▶ _Job_
The data below is to be returned in full and exactly.

Figure collection entries:
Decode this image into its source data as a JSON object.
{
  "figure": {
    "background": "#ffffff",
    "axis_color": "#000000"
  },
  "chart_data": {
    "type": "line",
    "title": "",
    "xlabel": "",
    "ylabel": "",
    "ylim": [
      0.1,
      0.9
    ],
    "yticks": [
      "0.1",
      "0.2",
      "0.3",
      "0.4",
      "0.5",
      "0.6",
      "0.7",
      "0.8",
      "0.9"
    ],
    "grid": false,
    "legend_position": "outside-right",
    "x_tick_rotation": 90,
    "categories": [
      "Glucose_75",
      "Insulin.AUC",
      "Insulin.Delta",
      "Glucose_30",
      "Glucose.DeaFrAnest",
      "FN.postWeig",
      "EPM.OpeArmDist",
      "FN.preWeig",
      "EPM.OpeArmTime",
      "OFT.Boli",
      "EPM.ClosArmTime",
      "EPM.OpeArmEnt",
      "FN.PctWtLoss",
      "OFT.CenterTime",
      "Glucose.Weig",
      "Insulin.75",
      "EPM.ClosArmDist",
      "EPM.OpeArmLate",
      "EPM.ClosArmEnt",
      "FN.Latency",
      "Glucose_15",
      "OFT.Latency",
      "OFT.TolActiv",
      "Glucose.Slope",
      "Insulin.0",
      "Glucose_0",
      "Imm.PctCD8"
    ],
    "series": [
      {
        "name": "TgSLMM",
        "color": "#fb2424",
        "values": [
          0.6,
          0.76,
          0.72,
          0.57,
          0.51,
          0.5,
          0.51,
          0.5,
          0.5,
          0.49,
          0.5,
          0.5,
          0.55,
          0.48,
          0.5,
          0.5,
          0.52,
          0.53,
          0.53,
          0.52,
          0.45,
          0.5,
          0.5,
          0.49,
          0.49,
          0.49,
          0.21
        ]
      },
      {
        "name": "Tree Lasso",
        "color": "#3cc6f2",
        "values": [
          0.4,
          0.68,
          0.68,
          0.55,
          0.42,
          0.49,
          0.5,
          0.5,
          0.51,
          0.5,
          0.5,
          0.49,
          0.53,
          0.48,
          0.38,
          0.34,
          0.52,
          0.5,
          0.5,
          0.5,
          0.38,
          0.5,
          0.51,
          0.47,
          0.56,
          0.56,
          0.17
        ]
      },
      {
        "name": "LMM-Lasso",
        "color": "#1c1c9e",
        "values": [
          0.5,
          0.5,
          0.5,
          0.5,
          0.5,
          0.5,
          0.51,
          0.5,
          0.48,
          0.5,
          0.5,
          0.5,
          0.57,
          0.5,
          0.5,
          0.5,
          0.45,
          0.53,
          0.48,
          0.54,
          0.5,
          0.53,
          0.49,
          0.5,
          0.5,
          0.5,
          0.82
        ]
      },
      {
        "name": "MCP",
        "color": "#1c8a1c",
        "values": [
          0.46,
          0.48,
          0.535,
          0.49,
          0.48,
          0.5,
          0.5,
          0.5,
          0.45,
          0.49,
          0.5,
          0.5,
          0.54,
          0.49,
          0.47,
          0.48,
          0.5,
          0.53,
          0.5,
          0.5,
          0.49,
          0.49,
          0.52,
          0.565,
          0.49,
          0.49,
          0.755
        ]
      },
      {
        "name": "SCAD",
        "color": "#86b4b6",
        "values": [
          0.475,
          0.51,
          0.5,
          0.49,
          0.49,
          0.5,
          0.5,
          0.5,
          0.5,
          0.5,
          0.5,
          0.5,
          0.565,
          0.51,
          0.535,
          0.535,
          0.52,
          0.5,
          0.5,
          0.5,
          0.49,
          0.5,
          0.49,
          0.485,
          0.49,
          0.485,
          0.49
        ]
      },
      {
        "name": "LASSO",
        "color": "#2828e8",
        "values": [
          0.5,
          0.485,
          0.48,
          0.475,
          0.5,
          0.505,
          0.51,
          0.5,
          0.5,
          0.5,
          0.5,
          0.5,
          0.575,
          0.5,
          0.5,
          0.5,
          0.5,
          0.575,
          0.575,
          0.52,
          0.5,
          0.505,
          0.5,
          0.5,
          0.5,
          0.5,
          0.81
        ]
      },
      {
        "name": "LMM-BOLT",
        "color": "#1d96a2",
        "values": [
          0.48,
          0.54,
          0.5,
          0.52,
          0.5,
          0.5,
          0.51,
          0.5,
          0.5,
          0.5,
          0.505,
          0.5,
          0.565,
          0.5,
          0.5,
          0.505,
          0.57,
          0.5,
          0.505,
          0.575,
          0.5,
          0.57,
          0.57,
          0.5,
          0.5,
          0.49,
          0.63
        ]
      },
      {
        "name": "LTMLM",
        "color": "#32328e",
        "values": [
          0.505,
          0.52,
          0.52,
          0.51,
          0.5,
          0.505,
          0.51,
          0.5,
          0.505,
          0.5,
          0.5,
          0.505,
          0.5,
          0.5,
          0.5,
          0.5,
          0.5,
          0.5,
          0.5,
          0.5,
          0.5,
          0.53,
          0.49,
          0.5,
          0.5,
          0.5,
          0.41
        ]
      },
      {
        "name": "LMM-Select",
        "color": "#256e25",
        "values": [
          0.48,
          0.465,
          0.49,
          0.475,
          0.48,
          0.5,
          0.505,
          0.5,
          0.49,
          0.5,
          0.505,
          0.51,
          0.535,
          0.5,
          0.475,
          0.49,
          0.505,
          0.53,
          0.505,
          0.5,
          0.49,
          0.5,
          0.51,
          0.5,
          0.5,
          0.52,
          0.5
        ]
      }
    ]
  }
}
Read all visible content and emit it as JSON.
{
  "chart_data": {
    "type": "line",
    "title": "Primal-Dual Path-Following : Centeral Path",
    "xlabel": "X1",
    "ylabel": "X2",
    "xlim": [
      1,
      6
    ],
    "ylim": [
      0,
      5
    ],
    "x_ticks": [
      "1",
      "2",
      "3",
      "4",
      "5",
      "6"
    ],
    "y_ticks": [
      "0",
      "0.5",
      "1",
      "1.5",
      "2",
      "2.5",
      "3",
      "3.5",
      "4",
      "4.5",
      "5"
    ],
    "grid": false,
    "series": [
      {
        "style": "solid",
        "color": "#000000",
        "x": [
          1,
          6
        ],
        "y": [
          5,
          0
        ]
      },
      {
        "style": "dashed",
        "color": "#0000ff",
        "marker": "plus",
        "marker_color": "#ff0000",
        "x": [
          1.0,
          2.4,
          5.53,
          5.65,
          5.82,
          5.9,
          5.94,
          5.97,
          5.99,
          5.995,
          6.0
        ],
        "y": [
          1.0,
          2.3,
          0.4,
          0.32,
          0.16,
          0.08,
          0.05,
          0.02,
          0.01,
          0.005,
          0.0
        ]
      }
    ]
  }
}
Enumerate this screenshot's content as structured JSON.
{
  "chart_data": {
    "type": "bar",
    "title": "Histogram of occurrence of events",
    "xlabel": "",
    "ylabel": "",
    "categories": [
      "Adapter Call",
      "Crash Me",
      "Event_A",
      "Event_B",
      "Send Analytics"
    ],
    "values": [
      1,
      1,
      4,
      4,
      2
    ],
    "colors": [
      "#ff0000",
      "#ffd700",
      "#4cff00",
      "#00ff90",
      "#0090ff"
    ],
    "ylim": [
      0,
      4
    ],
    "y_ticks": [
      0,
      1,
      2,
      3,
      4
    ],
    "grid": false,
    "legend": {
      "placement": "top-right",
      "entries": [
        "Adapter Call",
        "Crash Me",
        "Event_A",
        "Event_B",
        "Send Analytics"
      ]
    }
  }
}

▶ _Answer to this task_
Decode this image into its source data as a JSON object.
{
  "figure": {
    "background": "#ffffff",
    "axis_color": "#000000"
  },
  "chart_data": {
    "type": "line",
    "title": "",
    "xlabel": "",
    "ylabel": "",
    "ylim": [
      0.1,
      0.9
    ],
    "yticks": [
      "0.1",
      "0.2",
      "0.3",
      "0.4",
      "0.5",
      "0.6",
      "0.7",
      "0.8",
      "0.9"
    ],
    "grid": false,
    "legend_position": "outside-right",
    "x_tick_rotation": 90,
    "categories": [
      "Glucose_75",
      "Insulin.AUC",
      "Insulin.Delta",
      "Glucose_30",
      "Glucose.DeaFrAnest",
      "FN.postWeig",
      "EPM.OpeArmDist",
      "FN.preWeig",
      "EPM.OpeArmTime",
      "OFT.Boli",
      "EPM.ClosArmTime",
      "EPM.OpeArmEnt",
      "FN.PctWtLoss",
      "OFT.CenterTime",
      "Glucose.Weig",
      "Insulin.75",
      "EPM.ClosArmDist",
      "EPM.OpeArmLate",
      "EPM.ClosArmEnt",
      "FN.Latency",
      "Glucose_15",
      "OFT.Latency",
      "OFT.TolActiv",
      "Glucose.Slope",
      "Insulin.0",
      "Glucose_0",
      "Imm.PctCD8"
    ],
    "series": [
      {
        "name": "TgSLMM",
        "color": "#fb2424",
        "values": [
          0.6,
          0.76,
          0.72,
          0.57,
          0.51,
          0.5,
          0.51,
          0.5,
          0.5,
          0.49,
          0.5,
          0.5,
          0.55,
          0.48,
          0.5,
          0.5,
          0.52,
          0.53,
          0.53,
          0.52,
          0.45,
          0.5,
          0.5,
          0.49,
          0.49,
          0.49,
          0.21
        ]
      },
      {
        "name": "Tree Lasso",
        "color": "#3cc6f2",
        "values": [
          0.4,
          0.68,
          0.68,
          0.55,
          0.42,
          0.49,
          0.5,
          0.5,
          0.51,
          0.5,
          0.5,
          0.49,
          0.53,
          0.48,
          0.38,
          0.34,
          0.52,
          0.5,
          0.5,
          0.5,
          0.38,
          0.5,
          0.51,
          0.47,
          0.56,
          0.56,
          0.17
        ]
      },
      {
        "name": "LMM-Lasso",
        "color": "#1c1c9e",
        "values": [
          0.5,
          0.5,
          0.5,
          0.5,
          0.5,
          0.5,
          0.51,
          0.5,
          0.48,
          0.5,
          0.5,
          0.5,
          0.57,
          0.5,
          0.5,
          0.5,
          0.45,
          0.53,
          0.48,
          0.54,
          0.5,
          0.53,
          0.49,
          0.5,
          0.5,
          0.5,
          0.82
        ]
      },
      {
        "name": "MCP",
        "color": "#1c8a1c",
        "values": [
          0.46,
          0.48,
          0.535,
          0.49,
          0.48,
          0.5,
          0.5,
          0.5,
          0.45,
          0.49,
          0.5,
          0.5,
          0.54,
          0.49,
          0.47,
          0.48,
          0.5,
          0.53,
          0.5,
          0.5,
          0.49,
          0.49,
          0.52,
          0.565,
          0.49,
          0.49,
          0.755
        ]
      },
      {
        "name": "SCAD",
        "color": "#86b4b6",
        "values": [
          0.475,
          0.51,
          0.5,
          0.49,
          0.49,
          0.5,
          0.5,
          0.5,
          0.5,
          0.5,
          0.5,
          0.5,
          0.565,
          0.51,
          0.535,
          0.535,
          0.52,
          0.5,
          0.5,
          0.5,
          0.49,
          0.5,
          0.49,
          0.485,
          0.49,
          0.485,
          0.49
        ]
      },
      {
        "name": "LASSO",
        "color": "#2828e8",
        "values": [
          0.5,
          0.485,
          0.48,
          0.475,
          0.5,
          0.505,
          0.51,
          0.5,
          0.5,
          0.5,
          0.5,
          0.5,
          0.575,
          0.5,
          0.5,
          0.5,
          0.5,
          0.575,
          0.575,
          0.52,
          0.5,
          0.505,
          0.5,
          0.5,
          0.5,
          0.5,
          0.81
        ]
      },
      {
        "name": "LMM-BOLT",
        "color": "#1d96a2",
        "values": [
          0.48,
          0.54,
          0.5,
          0.52,
          0.5,
          0.5,
          0.51,
          0.5,
          0.5,
          0.5,
          0.505,
          0.5,
          0.565,
          0.5,
          0.5,
          0.505,
          0.57,
          0.5,
          0.505,
          0.575,
          0.5,
          0.57,
          0.57,
          0.5,
          0.5,
          0.49,
          0.63
        ]
      },
      {
        "name": "LTMLM",
        "color": "#32328e",
        "values": [
          0.505,
          0.52,
          0.52,
          0.51,
          0.5,
          0.505,
          0.51,
          0.5,
          0.505,
          0.5,
          0.5,
          0.505,
          0.5,
          0.5,
          0.5,
          0.5,
          0.5,
          0.5,
          0.5,
          0.5,
          0.5,
          0.53,
          0.49,
          0.5,
          0.5,
          0.5,
          0.41
        ]
      },
      {
        "name": "LMM-Select",
        "color": "#256e25",
        "values": [
          0.48,
          0.465,
          0.49,
          0.475,
          0.48,
          0.5,
          0.505,
          0.5,
          0.49,
          0.5,
          0.505,
          0.51,
          0.535,
          0.5,
          0.475,
          0.49,
          0.505,
          0.53,
          0.505,
          0.5,
          0.49,
          0.5,
          0.51,
          0.5,
          0.5,
          0.52,
          0.5
        ]
      }
    ]
  }
}
Read all visible content and emit it as JSON.
{
  "chart_data": {
    "type": "line",
    "title": "Primal-Dual Path-Following : Centeral Path",
    "xlabel": "X1",
    "ylabel": "X2",
    "xlim": [
      1,
      6
    ],
    "ylim": [
      0,
      5
    ],
    "x_ticks": [
      "1",
      "2",
      "3",
      "4",
      "5",
      "6"
    ],
    "y_ticks": [
      "0",
      "0.5",
      "1",
      "1.5",
      "2",
      "2.5",
      "3",
      "3.5",
      "4",
      "4.5",
      "5"
    ],
    "grid": false,
    "series": [
      {
        "style": "solid",
        "color": "#000000",
        "x": [
          1,
          6
        ],
        "y": [
          5,
          0
        ]
      },
      {
        "style": "dashed",
        "color": "#0000ff",
        "marker": "plus",
        "marker_color": "#ff0000",
        "x": [
          1.0,
          2.4,
          5.53,
          5.65,
          5.82,
          5.9,
          5.94,
          5.97,
          5.99,
          5.995,
          6.0
        ],
        "y": [
          1.0,
          2.3,
          0.4,
          0.32,
          0.16,
          0.08,
          0.05,
          0.02,
          0.01,
          0.005,
          0.0
        ]
      }
    ]
  }
}
Enumerate this screenshot's content as structured JSON.
{
  "chart_data": {
    "type": "bar",
    "title": "Histogram of occurrence of events",
    "xlabel": "",
    "ylabel": "",
    "categories": [
      "Adapter Call",
      "Crash Me",
      "Event_A",
      "Event_B",
      "Send Analytics"
    ],
    "values": [
      1,
      1,
      4,
      4,
      2
    ],
    "colors": [
      "#ff0000",
      "#ffd700",
      "#4cff00",
      "#00ff90",
      "#0090ff"
    ],
    "ylim": [
      0,
      4
    ],
    "y_ticks": [
      0,
      1,
      2,
      3,
      4
    ],
    "grid": false,
    "legend": {
      "placement": "top-right",
      "entries": [
        "Adapter Call",
        "Crash Me",
        "Event_A",
        "Event_B",
        "Send Analytics"
      ]
    }
  }
}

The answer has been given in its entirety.